• [Passage to read]:
Tamas Szabo wrote the following on 7/28/2005 2:24 AM:
Yes, the sessionCount is decremented everytime a session is destroyed
regardless of regular logoff, 'forced' logoff (max sessions in use) :-))
or timeout.
But that's what I wanted. Do you see a problem with it?
sessionCount is the number of existing sessions, so I decrement the
sessionCount everytime a session is destroyed(no matter why it was
destroyed).
Thanks so much Tamas (and Frank, et al) for help with this. Tamas your
solution is what I ended up going with (started it before I saw Frank's
which looked similar). Here were some problems though...
1) For one, the business requirement created a bit more complication in
the filter. For example a check for the session timing out has to take
place on all pages except for (index.jsp/login/logout/appinuse). I'm
doing this check in the filter by checking for the session being null,
but it created complications of when to force a new one, which is needed
for the 'invalidate' check.
I'd love some help with the ugly logic I have (which I'll post at end of
this doc). I know it can be cleaned up, but you know how it is when your
trying a million different if/else things and your brain is frazzled:)
2) I noticed a lot of odd behavior when the server was shut down and the
pages were still up. For example, if the user was left on a page that
displayed a "log off" link and the server was restarted, when they then
clicked on log off (which calls session invalidate) it would decrement
the sessionCounter to -1. I'm not sure how sessionDestroyed could get
called before sessionCreated, but I guess it can? My hack here was to do
a check for sessionCount being less than 0 and if so reset it to 0.
3) Using <[EMAIL PROTECTED] session="false" %> didn't seem to call the
sessionDestroyed method, which I really need to have happen when they
hit the logoff and appinuse.jsp. I went back to using <%
session.invalidate(); %> (I haven't looked at the docs on
session="false" for JSPs does that just make sure a new Session isn't
created?)

• [Brief 1]:
How would you put this sentence from the post on session counting into Spanish: "My hack here was to do a check for sessionCount being less than 0 and if so reset it to 0."
• [Brief 2]:
Can you repeat, word for word, everything in the post on session counting from "Tamas Szabo wrote" down to "in use) :-))"?

(Bounding box prediction data)
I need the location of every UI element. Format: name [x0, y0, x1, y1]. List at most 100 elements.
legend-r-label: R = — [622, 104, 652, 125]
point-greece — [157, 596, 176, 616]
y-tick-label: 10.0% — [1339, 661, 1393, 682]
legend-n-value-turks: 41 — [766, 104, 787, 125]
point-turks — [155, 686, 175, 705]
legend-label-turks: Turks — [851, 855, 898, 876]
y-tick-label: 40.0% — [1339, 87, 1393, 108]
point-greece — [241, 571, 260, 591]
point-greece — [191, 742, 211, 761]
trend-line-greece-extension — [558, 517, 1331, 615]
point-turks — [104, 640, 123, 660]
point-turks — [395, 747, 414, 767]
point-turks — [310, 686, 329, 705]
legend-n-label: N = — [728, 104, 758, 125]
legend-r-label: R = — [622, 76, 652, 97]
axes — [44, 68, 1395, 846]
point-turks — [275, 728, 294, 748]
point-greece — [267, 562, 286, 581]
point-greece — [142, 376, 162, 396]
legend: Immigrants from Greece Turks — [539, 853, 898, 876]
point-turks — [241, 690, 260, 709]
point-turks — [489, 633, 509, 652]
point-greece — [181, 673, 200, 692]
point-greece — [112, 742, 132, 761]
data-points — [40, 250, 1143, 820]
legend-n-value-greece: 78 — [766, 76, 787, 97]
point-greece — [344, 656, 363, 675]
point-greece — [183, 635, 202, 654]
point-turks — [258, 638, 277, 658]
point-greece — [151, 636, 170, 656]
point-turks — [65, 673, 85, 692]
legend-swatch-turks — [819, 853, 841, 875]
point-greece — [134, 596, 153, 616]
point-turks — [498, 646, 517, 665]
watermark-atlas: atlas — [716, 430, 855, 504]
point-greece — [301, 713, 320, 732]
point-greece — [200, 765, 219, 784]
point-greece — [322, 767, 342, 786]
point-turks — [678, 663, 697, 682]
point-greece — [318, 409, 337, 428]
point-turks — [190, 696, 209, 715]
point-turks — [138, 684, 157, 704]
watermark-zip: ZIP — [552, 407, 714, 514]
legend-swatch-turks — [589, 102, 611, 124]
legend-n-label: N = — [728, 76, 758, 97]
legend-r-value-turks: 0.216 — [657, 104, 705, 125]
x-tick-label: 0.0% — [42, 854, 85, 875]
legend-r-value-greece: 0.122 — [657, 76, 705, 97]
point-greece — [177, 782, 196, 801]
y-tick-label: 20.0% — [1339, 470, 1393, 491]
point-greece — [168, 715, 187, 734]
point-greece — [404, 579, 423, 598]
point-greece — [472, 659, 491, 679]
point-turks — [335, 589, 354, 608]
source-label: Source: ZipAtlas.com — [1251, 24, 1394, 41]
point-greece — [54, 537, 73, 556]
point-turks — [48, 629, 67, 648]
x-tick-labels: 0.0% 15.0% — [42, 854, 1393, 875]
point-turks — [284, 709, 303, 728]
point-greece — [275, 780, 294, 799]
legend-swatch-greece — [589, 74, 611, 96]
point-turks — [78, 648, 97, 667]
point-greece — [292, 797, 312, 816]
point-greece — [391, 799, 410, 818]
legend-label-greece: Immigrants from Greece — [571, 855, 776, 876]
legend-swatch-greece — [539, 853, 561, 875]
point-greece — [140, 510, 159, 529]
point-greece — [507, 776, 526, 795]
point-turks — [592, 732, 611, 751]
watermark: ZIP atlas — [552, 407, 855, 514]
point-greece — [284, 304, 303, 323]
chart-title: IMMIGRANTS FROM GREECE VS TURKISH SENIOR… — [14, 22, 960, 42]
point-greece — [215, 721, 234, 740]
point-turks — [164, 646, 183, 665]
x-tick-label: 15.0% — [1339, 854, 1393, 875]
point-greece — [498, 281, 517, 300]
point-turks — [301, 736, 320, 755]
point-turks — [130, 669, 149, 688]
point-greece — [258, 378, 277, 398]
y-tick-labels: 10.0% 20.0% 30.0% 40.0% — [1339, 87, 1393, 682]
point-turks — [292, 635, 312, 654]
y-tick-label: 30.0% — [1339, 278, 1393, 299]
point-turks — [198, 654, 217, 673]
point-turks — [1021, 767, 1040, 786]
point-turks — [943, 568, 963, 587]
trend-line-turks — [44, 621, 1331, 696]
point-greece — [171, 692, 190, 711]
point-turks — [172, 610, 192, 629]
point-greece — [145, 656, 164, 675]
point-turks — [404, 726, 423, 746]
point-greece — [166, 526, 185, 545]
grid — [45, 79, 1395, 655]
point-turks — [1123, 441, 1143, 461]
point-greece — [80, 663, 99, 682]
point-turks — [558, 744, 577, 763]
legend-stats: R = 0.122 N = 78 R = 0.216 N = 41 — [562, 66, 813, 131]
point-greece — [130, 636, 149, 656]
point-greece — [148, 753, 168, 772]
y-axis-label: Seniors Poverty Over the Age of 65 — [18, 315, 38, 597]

• [Written solution 1]:
Mi truco aquí fue comprobar si sessionCount era menor que 0 y, de ser así, restablecerlo a 0.

• [Written solution 2]:
Tamas Szabo wrote the following on 7/28/2005 2:24 AM:
Yes, the sessionCount is decremented everytime a session is destroyed
regardless of regular logoff, 'forced' logoff (max sessions in use) :-))